/---

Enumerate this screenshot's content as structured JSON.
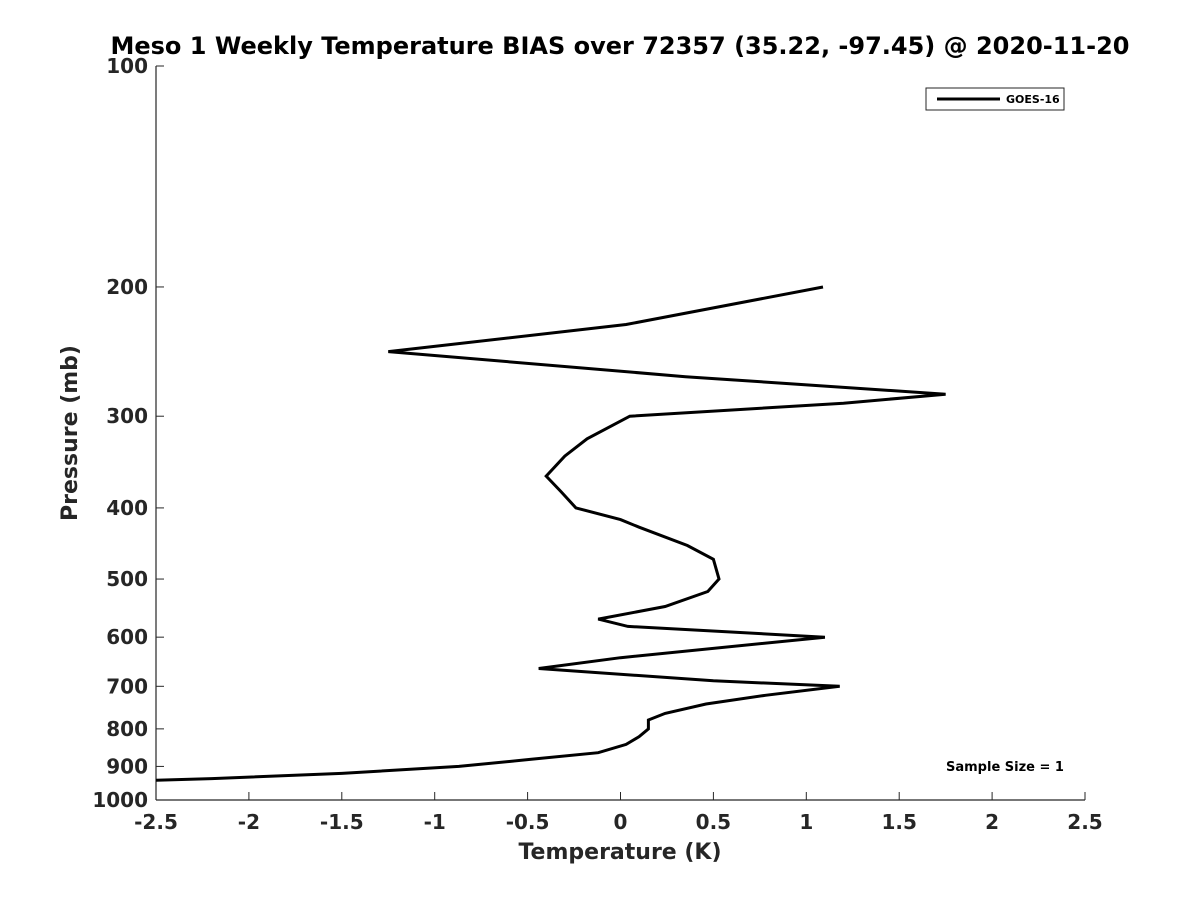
{
  "chart_data": {
    "type": "line",
    "title": "Meso 1 Weekly Temperature BIAS over 72357 (35.22, -97.45) @ 2020-11-20",
    "xlabel": "Temperature (K)",
    "ylabel": "Pressure (mb)",
    "xlim": [
      -2.5,
      2.5
    ],
    "ylim": [
      100,
      1000
    ],
    "y_scale": "log",
    "y_reversed": true,
    "x_ticks": [
      -2.5,
      -2,
      -1.5,
      -1,
      -0.5,
      0,
      0.5,
      1,
      1.5,
      2,
      2.5
    ],
    "x_tick_labels": [
      "-2.5",
      "-2",
      "-1.5",
      "-1",
      "-0.5",
      "0",
      "0.5",
      "1",
      "1.5",
      "2",
      "2.5"
    ],
    "y_ticks": [
      100,
      200,
      300,
      400,
      500,
      600,
      700,
      800,
      900,
      1000
    ],
    "y_tick_labels": [
      "100",
      "200",
      "300",
      "400",
      "500",
      "600",
      "700",
      "800",
      "900",
      "1000"
    ],
    "grid": false,
    "legend_position": "top-right",
    "annotation": "Sample Size = 1",
    "series": [
      {
        "name": "GOES-16",
        "color": "#000000",
        "points": [
          {
            "x": 1.09,
            "p": 200
          },
          {
            "x": 0.03,
            "p": 225
          },
          {
            "x": -1.25,
            "p": 245
          },
          {
            "x": 0.35,
            "p": 265
          },
          {
            "x": 1.75,
            "p": 280
          },
          {
            "x": 1.2,
            "p": 288
          },
          {
            "x": 0.05,
            "p": 300
          },
          {
            "x": -0.18,
            "p": 322
          },
          {
            "x": -0.3,
            "p": 340
          },
          {
            "x": -0.4,
            "p": 362
          },
          {
            "x": -0.32,
            "p": 380
          },
          {
            "x": -0.24,
            "p": 400
          },
          {
            "x": 0.0,
            "p": 415
          },
          {
            "x": 0.1,
            "p": 425
          },
          {
            "x": 0.36,
            "p": 450
          },
          {
            "x": 0.5,
            "p": 470
          },
          {
            "x": 0.53,
            "p": 500
          },
          {
            "x": 0.47,
            "p": 520
          },
          {
            "x": 0.24,
            "p": 545
          },
          {
            "x": -0.12,
            "p": 567
          },
          {
            "x": 0.04,
            "p": 580
          },
          {
            "x": 1.1,
            "p": 600
          },
          {
            "x": 0.0,
            "p": 640
          },
          {
            "x": -0.44,
            "p": 662
          },
          {
            "x": 0.5,
            "p": 688
          },
          {
            "x": 1.18,
            "p": 700
          },
          {
            "x": 0.78,
            "p": 720
          },
          {
            "x": 0.46,
            "p": 740
          },
          {
            "x": 0.24,
            "p": 762
          },
          {
            "x": 0.15,
            "p": 778
          },
          {
            "x": 0.15,
            "p": 800
          },
          {
            "x": 0.1,
            "p": 820
          },
          {
            "x": 0.03,
            "p": 840
          },
          {
            "x": -0.12,
            "p": 862
          },
          {
            "x": -0.48,
            "p": 880
          },
          {
            "x": -0.87,
            "p": 900
          },
          {
            "x": -1.5,
            "p": 920
          },
          {
            "x": -2.2,
            "p": 935
          },
          {
            "x": -2.5,
            "p": 940
          }
        ]
      }
    ]
  }
}
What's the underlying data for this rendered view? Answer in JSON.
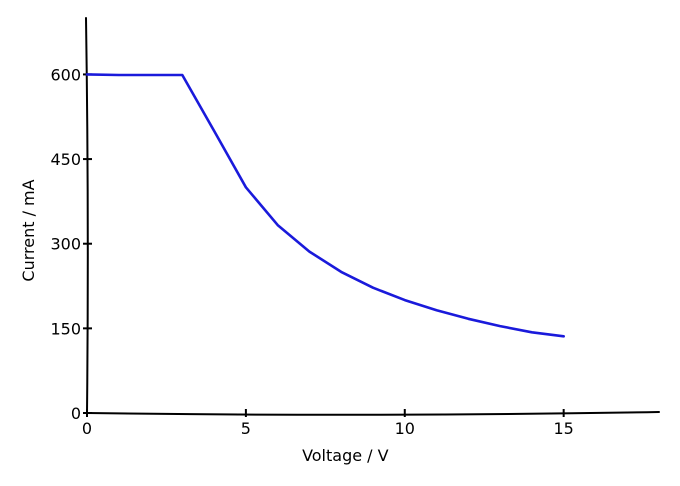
{
  "chart_data": {
    "type": "line",
    "title": "",
    "xlabel": "Voltage / V",
    "ylabel": "Current / mA",
    "xlim": [
      0,
      18
    ],
    "ylim": [
      0,
      700
    ],
    "x_ticks": [
      0,
      5,
      10,
      15
    ],
    "y_ticks": [
      0,
      150,
      300,
      450,
      600
    ],
    "x_tick_labels": [
      "0",
      "5",
      "10",
      "15"
    ],
    "y_tick_labels": [
      "0",
      "150",
      "300",
      "450",
      "600"
    ],
    "grid": false,
    "legend": "none",
    "series": [
      {
        "color": "#1a1adb",
        "x": [
          0,
          1,
          2,
          3,
          4,
          5,
          6,
          7,
          8,
          9,
          10,
          11,
          12,
          13,
          14,
          15
        ],
        "y": [
          600,
          599,
          599,
          599,
          500,
          400,
          333,
          286,
          250,
          222,
          200,
          182,
          167,
          154,
          143,
          136
        ]
      }
    ]
  }
}
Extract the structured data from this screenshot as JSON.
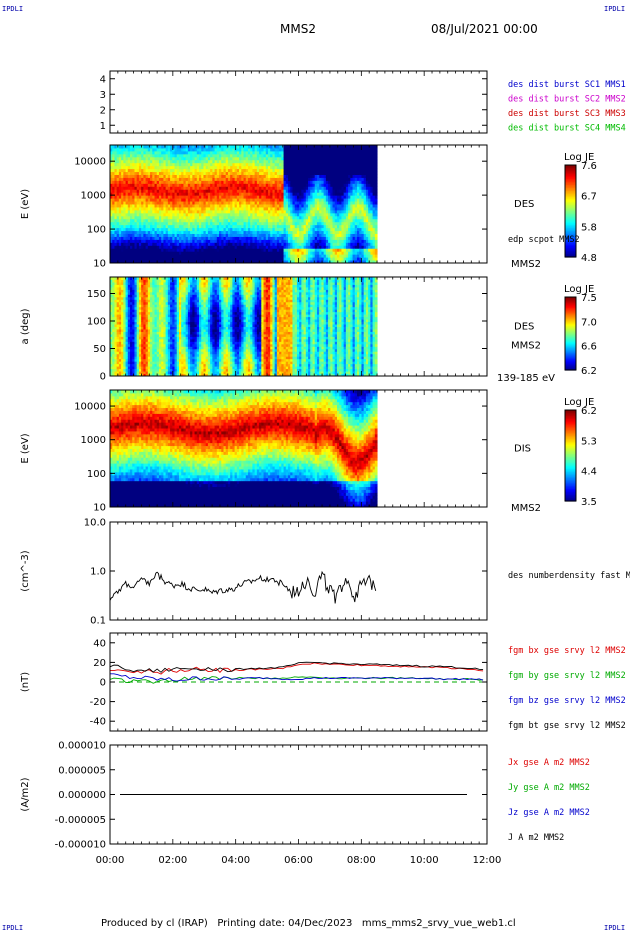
{
  "header": {
    "corner_left": "IPDLI",
    "corner_right": "IPDLI",
    "title": "MMS2",
    "date": "08/Jul/2021 00:00",
    "footer": "Produced by cl (IRAP)   Printing date: 04/Dec/2023   mms_mms2_srvy_vue_web1.cl",
    "corner_bottom_left": "IPDLI",
    "corner_bottom_right": "IPDLI"
  },
  "colors": {
    "mms1": "#0000cc",
    "mms2": "#cc00cc",
    "mms3": "#cc0000",
    "mms4": "#00bb00",
    "bx": "#dd0000",
    "by": "#00aa00",
    "bz": "#0000cc",
    "bt": "#000000"
  },
  "chart_data": [
    {
      "id": "burst",
      "type": "line",
      "yticks": [
        "4",
        "3",
        "2",
        "1"
      ],
      "ylim": [
        0.5,
        4.5
      ],
      "legend": [
        {
          "label": "des dist burst SC1 MMS1",
          "color": "#0000cc"
        },
        {
          "label": "des dist burst SC2 MMS2",
          "color": "#cc00cc"
        },
        {
          "label": "des dist burst SC3 MMS3",
          "color": "#cc0000"
        },
        {
          "label": "des dist burst SC4 MMS4",
          "color": "#00bb00"
        }
      ]
    },
    {
      "id": "des_energy",
      "type": "heatmap",
      "ylabel": "E (eV)",
      "yticks": [
        "10000",
        "1000",
        "100",
        "10"
      ],
      "ylog": true,
      "ylim": [
        10,
        30000
      ],
      "data_end_hour": 8.5,
      "instrument": "DES",
      "sc": "MMS2",
      "extra_label": "edp scpot MMS2",
      "colorbar": {
        "title": "Log JE",
        "ticks": [
          "7.6",
          "6.7",
          "5.8",
          "4.8"
        ],
        "range": [
          4.8,
          7.6
        ]
      }
    },
    {
      "id": "des_pitch",
      "type": "heatmap",
      "ylabel": "a (deg)",
      "yticks": [
        "150",
        "100",
        "50",
        "0"
      ],
      "ylim": [
        0,
        180
      ],
      "data_end_hour": 8.5,
      "instrument": "DES",
      "sc": "MMS2",
      "energy_band": "139-185 eV",
      "colorbar": {
        "title": "Log JE",
        "ticks": [
          "7.5",
          "7.0",
          "6.6",
          "6.2"
        ],
        "range": [
          6.2,
          7.5
        ]
      }
    },
    {
      "id": "dis_energy",
      "type": "heatmap",
      "ylabel": "E (eV)",
      "yticks": [
        "10000",
        "1000",
        "100",
        "10"
      ],
      "ylog": true,
      "ylim": [
        10,
        30000
      ],
      "data_end_hour": 8.5,
      "instrument": "DIS",
      "sc": "MMS2",
      "colorbar": {
        "title": "Log JE",
        "ticks": [
          "6.2",
          "5.3",
          "4.4",
          "3.5"
        ],
        "range": [
          3.5,
          6.2
        ]
      }
    },
    {
      "id": "density",
      "type": "line",
      "ylabel": "(cm^-3)",
      "yticks": [
        "10.0",
        "1.0",
        "0.1"
      ],
      "ylog": true,
      "ylim": [
        0.1,
        10
      ],
      "legend": [
        {
          "label": "des numberdensity fast M",
          "color": "#000000"
        }
      ],
      "series": [
        {
          "name": "des numberdensity fast M",
          "color": "#000000",
          "x": [
            0.0,
            0.25,
            0.5,
            0.75,
            1.0,
            1.25,
            1.5,
            1.75,
            2.0,
            2.25,
            2.5,
            2.75,
            3.0,
            3.25,
            3.5,
            3.75,
            4.0,
            4.25,
            4.5,
            4.75,
            5.0,
            5.25,
            5.5,
            5.75,
            6.0,
            6.25,
            6.5,
            6.75,
            7.0,
            7.25,
            7.5,
            7.75,
            8.0,
            8.25,
            8.5
          ],
          "y": [
            0.28,
            0.35,
            0.55,
            0.45,
            0.65,
            0.55,
            0.85,
            0.6,
            0.5,
            0.55,
            0.45,
            0.4,
            0.42,
            0.35,
            0.4,
            0.4,
            0.45,
            0.55,
            0.6,
            0.7,
            0.7,
            0.65,
            0.55,
            0.35,
            0.45,
            0.7,
            0.35,
            0.8,
            0.4,
            0.3,
            0.75,
            0.3,
            0.5,
            0.6,
            0.5
          ]
        }
      ]
    },
    {
      "id": "magnetic",
      "type": "line",
      "ylabel": "(nT)",
      "yticks": [
        "40",
        "20",
        "0",
        "-20",
        "-40"
      ],
      "ylim": [
        -50,
        50
      ],
      "legend": [
        {
          "label": "fgm bx gse srvy l2 MMS2",
          "color": "#dd0000"
        },
        {
          "label": "fgm by gse srvy l2 MMS2",
          "color": "#00aa00"
        },
        {
          "label": "fgm bz gse srvy l2 MMS2",
          "color": "#0000cc"
        },
        {
          "label": "fgm bt gse srvy l2 MMS2",
          "color": "#000000"
        }
      ],
      "x": [
        0,
        0.5,
        1,
        1.5,
        2,
        2.5,
        3,
        3.5,
        4,
        4.5,
        5,
        5.5,
        6,
        6.5,
        7,
        7.5,
        8,
        8.5,
        9,
        9.5,
        10,
        10.5,
        11,
        11.5,
        12
      ],
      "series": [
        {
          "name": "fgm bx gse srvy l2 MMS2",
          "color": "#dd0000",
          "y": [
            14,
            12,
            11,
            10,
            12,
            13,
            13,
            12,
            12,
            13,
            13,
            14,
            18,
            19,
            18,
            18,
            17,
            17,
            16,
            16,
            15,
            15,
            14,
            13,
            11
          ]
        },
        {
          "name": "fgm by gse srvy l2 MMS2",
          "color": "#00aa00",
          "y": [
            3,
            2,
            1,
            0,
            2,
            3,
            4,
            5,
            4,
            4,
            4,
            4,
            5,
            5,
            4,
            4,
            4,
            4,
            4,
            4,
            4,
            3,
            3,
            3,
            2
          ]
        },
        {
          "name": "fgm bz gse srvy l2 MMS2",
          "color": "#0000cc",
          "y": [
            7,
            5,
            4,
            3,
            2,
            3,
            4,
            3,
            3,
            4,
            4,
            3,
            3,
            4,
            4,
            4,
            4,
            4,
            4,
            4,
            4,
            3,
            3,
            3,
            2
          ]
        },
        {
          "name": "fgm bt gse srvy l2 MMS2",
          "color": "#000000",
          "y": [
            16,
            14,
            12,
            11,
            13,
            14,
            14,
            13,
            13,
            14,
            14,
            15,
            19,
            20,
            19,
            19,
            18,
            18,
            17,
            17,
            16,
            16,
            15,
            14,
            12
          ]
        }
      ]
    },
    {
      "id": "current",
      "type": "line",
      "ylabel": "(A/m2)",
      "yticks": [
        "0.000010",
        "0.000005",
        "0.000000",
        "-0.000005",
        "-0.000010"
      ],
      "ylim": [
        -1e-05,
        1e-05
      ],
      "legend": [
        {
          "label": "Jx gse A m2 MMS2",
          "color": "#dd0000"
        },
        {
          "label": "Jy gse A m2 MMS2",
          "color": "#00aa00"
        },
        {
          "label": "Jz gse A m2 MMS2",
          "color": "#0000cc"
        },
        {
          "label": "J A m2 MMS2",
          "color": "#000000"
        }
      ]
    }
  ],
  "time_axis": {
    "ticks": [
      "00:00",
      "02:00",
      "04:00",
      "06:00",
      "08:00",
      "10:00",
      "12:00"
    ],
    "range_hours": [
      0,
      12
    ]
  }
}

\---

**DESCRIPTION OF THE TASK**
List every line in the records above that contains the word "numberdensity".

**SOLUTION FOR THIS TASK**
          "label": "des numberdensity fast M",
          "name": "des numberdensity fast M",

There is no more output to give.